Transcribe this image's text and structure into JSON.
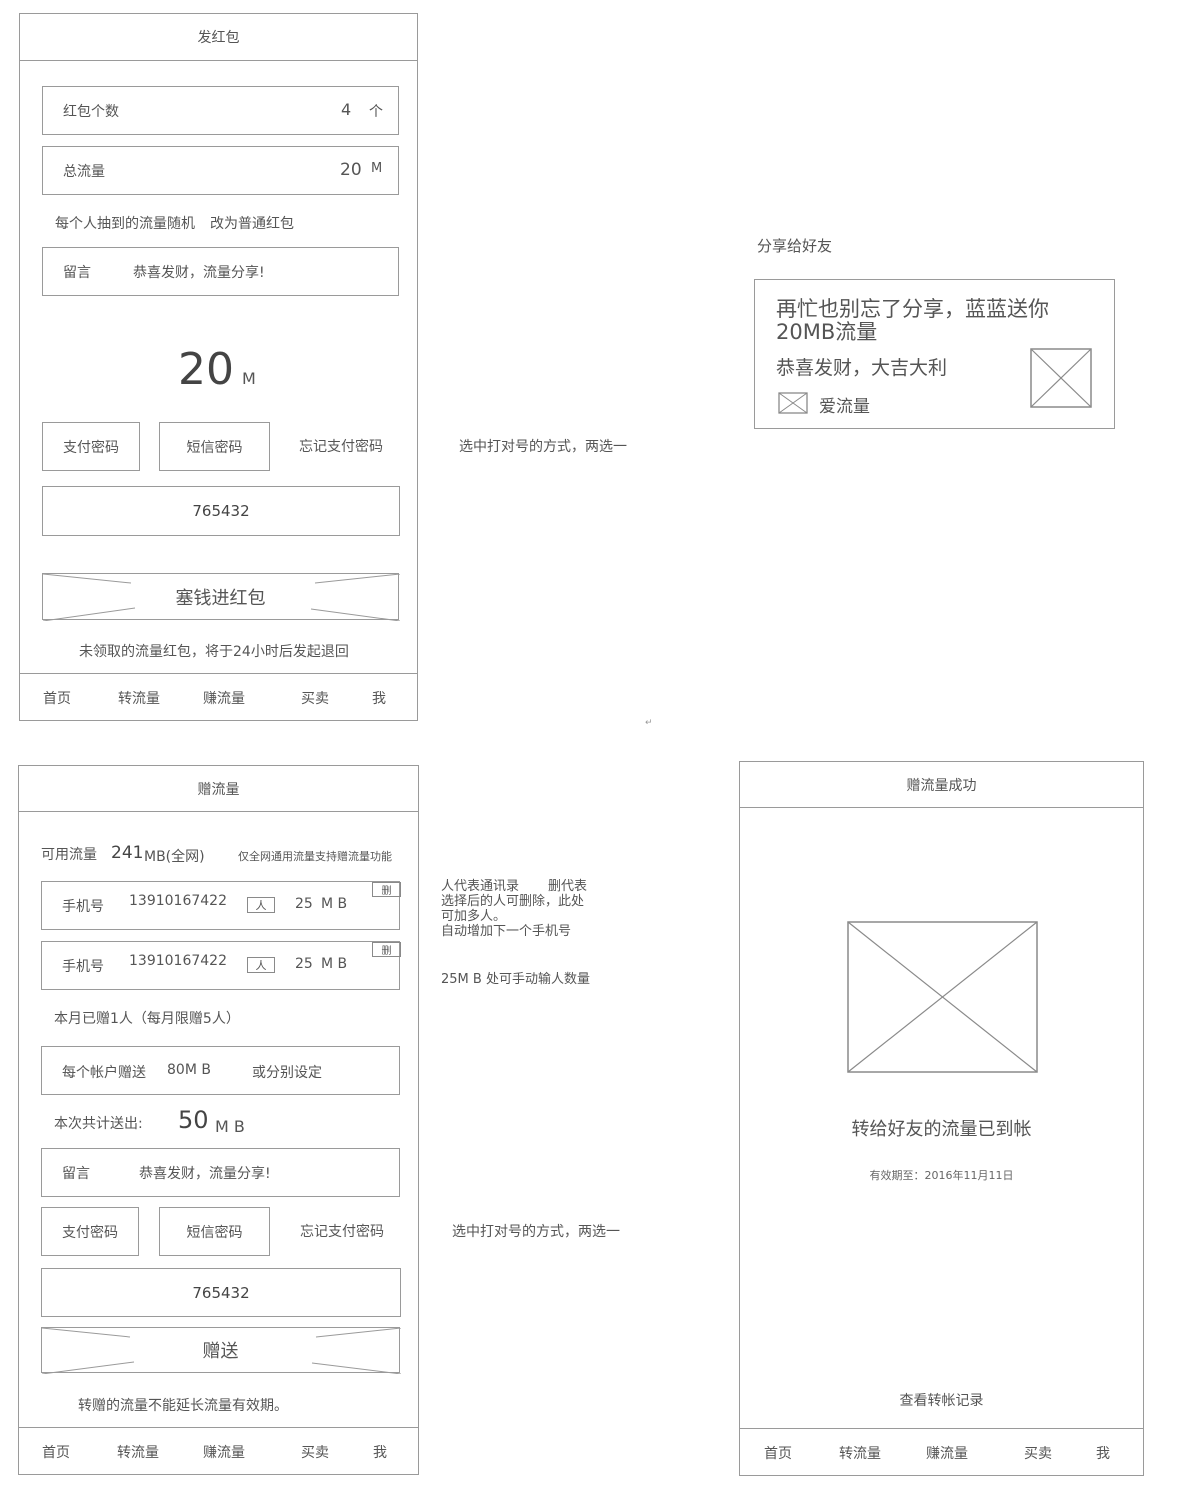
{
  "frame1": {
    "title": "发红包",
    "count_label": "红包个数",
    "count_value": "4",
    "count_unit": "个",
    "total_label": "总流量",
    "total_value": "20",
    "total_unit": "M",
    "random_note": "每个人抽到的流量随机",
    "switch_link": "改为普通红包",
    "msg_label": "留言",
    "msg_value": "恭喜发财，流量分享!",
    "big_amount": "20",
    "big_unit": "M",
    "pay_pwd_btn": "支付密码",
    "sms_pwd_btn": "短信密码",
    "forgot_link": "忘记支付密码",
    "password_value": "765432",
    "submit_btn": "塞钱进红包",
    "footer_note": "未领取的流量红包，将于24小时后发起退回"
  },
  "nav": [
    "首页",
    "转流量",
    "赚流量",
    "买卖",
    "我"
  ],
  "note_pay_choice": "选中打对号的方式，两选一",
  "share": {
    "heading": "分享给好友",
    "title": "再忙也别忘了分享，蓝蓝送你20MB流量",
    "subtitle": "恭喜发财，大吉大利",
    "brand": "爱流量"
  },
  "frame2": {
    "title": "赠流量",
    "avail_label": "可用流量",
    "avail_value": "241",
    "avail_unit": "MB(全网)",
    "avail_note": "仅全网通用流量支持赠流量功能",
    "recipients": [
      {
        "label": "手机号",
        "phone": "13910167422",
        "contact_icon": "人",
        "amount": "25",
        "unit": "M B",
        "delete": "删"
      },
      {
        "label": "手机号",
        "phone": "13910167422",
        "contact_icon": "人",
        "amount": "25",
        "unit": "M B",
        "delete": "删"
      }
    ],
    "month_note": "本月已赠1人（每月限赠5人）",
    "per_account_label": "每个帐户赠送",
    "per_account_value": "80M B",
    "per_account_alt": "或分别设定",
    "total_label": "本次共计送出:",
    "total_value": "50",
    "total_unit": "M B",
    "msg_label": "留言",
    "msg_value": "恭喜发财，流量分享!",
    "pay_pwd_btn": "支付密码",
    "sms_pwd_btn": "短信密码",
    "forgot_link": "忘记支付密码",
    "password_value": "765432",
    "submit_btn": "赠送",
    "footer_note": "转赠的流量不能延长流量有效期。"
  },
  "annotations": {
    "contacts_1": "人代表通讯录",
    "contacts_2": "删代表",
    "contacts_3": "选择后的人可删除，此处",
    "contacts_4": "可加多人。",
    "contacts_5": "自动增加下一个手机号",
    "amount_note": "25M B 处可手动输人数量"
  },
  "frame3": {
    "title": "赠流量成功",
    "message": "转给好友的流量已到帐",
    "expiry": "有效期至：2016年11月11日",
    "history_link": "查看转帐记录"
  },
  "stray_mark": "↵"
}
■ ■ ■ ■ ■ ■ ■
▸ **What needs to be done**:
From the listing, extract all text exactly as given and drop any picture.

▸ **Completed task**:
Transcribe this image's text and structure into JSON.
{
  "frame1": {
    "title": "发红包",
    "count_label": "红包个数",
    "count_value": "4",
    "count_unit": "个",
    "total_label": "总流量",
    "total_value": "20",
    "total_unit": "M",
    "random_note": "每个人抽到的流量随机",
    "switch_link": "改为普通红包",
    "msg_label": "留言",
    "msg_value": "恭喜发财，流量分享!",
    "big_amount": "20",
    "big_unit": "M",
    "pay_pwd_btn": "支付密码",
    "sms_pwd_btn": "短信密码",
    "forgot_link": "忘记支付密码",
    "password_value": "765432",
    "submit_btn": "塞钱进红包",
    "footer_note": "未领取的流量红包，将于24小时后发起退回"
  },
  "nav": [
    "首页",
    "转流量",
    "赚流量",
    "买卖",
    "我"
  ],
  "note_pay_choice": "选中打对号的方式，两选一",
  "share": {
    "heading": "分享给好友",
    "title": "再忙也别忘了分享，蓝蓝送你20MB流量",
    "subtitle": "恭喜发财，大吉大利",
    "brand": "爱流量"
  },
  "frame2": {
    "title": "赠流量",
    "avail_label": "可用流量",
    "avail_value": "241",
    "avail_unit": "MB(全网)",
    "avail_note": "仅全网通用流量支持赠流量功能",
    "recipients": [
      {
        "label": "手机号",
        "phone": "13910167422",
        "contact_icon": "人",
        "amount": "25",
        "unit": "M B",
        "delete": "删"
      },
      {
        "label": "手机号",
        "phone": "13910167422",
        "contact_icon": "人",
        "amount": "25",
        "unit": "M B",
        "delete": "删"
      }
    ],
    "month_note": "本月已赠1人（每月限赠5人）",
    "per_account_label": "每个帐户赠送",
    "per_account_value": "80M B",
    "per_account_alt": "或分别设定",
    "total_label": "本次共计送出:",
    "total_value": "50",
    "total_unit": "M B",
    "msg_label": "留言",
    "msg_value": "恭喜发财，流量分享!",
    "pay_pwd_btn": "支付密码",
    "sms_pwd_btn": "短信密码",
    "forgot_link": "忘记支付密码",
    "password_value": "765432",
    "submit_btn": "赠送",
    "footer_note": "转赠的流量不能延长流量有效期。"
  },
  "annotations": {
    "contacts_1": "人代表通讯录",
    "contacts_2": "删代表",
    "contacts_3": "选择后的人可删除，此处",
    "contacts_4": "可加多人。",
    "contacts_5": "自动增加下一个手机号",
    "amount_note": "25M B 处可手动输人数量"
  },
  "frame3": {
    "title": "赠流量成功",
    "message": "转给好友的流量已到帐",
    "expiry": "有效期至：2016年11月11日",
    "history_link": "查看转帐记录"
  },
  "stray_mark": "↵"
}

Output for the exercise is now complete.